Dataset entries:

>> START

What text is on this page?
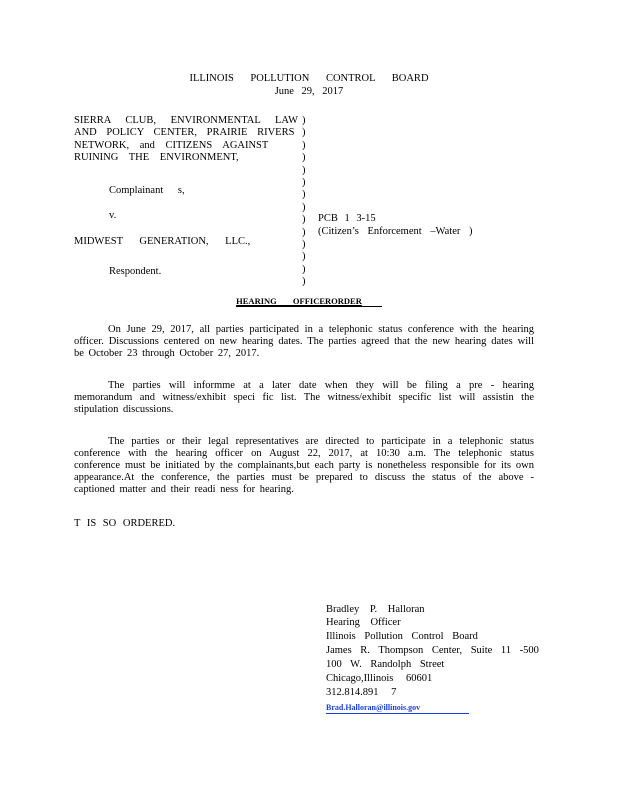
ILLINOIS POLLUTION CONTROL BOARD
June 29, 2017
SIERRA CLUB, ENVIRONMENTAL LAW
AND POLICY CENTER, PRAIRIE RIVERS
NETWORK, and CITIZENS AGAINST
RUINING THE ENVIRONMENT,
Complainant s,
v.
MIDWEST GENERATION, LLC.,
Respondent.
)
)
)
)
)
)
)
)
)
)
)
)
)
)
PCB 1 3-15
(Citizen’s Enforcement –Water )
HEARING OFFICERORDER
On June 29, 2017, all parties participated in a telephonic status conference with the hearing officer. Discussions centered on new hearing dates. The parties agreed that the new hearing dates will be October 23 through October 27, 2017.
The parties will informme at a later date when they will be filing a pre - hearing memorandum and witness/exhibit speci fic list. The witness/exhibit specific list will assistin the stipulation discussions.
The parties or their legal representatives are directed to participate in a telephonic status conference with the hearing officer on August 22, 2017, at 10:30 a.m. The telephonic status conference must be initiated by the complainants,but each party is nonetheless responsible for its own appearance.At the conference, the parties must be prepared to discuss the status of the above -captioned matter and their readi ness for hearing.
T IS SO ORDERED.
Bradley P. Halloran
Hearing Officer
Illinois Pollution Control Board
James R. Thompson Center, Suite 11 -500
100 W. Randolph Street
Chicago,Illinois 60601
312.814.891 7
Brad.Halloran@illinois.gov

>> END

From the listing above, copy out each line where the word "with" appears.

On June 29, 2017, all parties participated in a telephonic status conference with the hearing officer. Discussions centered on new hearing dates. The parties agreed that the new hearing dates will be October 23 through October 27, 2017.
The parties or their legal representatives are directed to participate in a telephonic status conference with the hearing officer on August 22, 2017, at 10:30 a.m. The telephonic status conference must be initiated by the complainants,but each party is nonetheless responsible for its own appearance.At the conference, the parties must be prepared to discuss the status of the above -captioned matter and their readi ness for hearing.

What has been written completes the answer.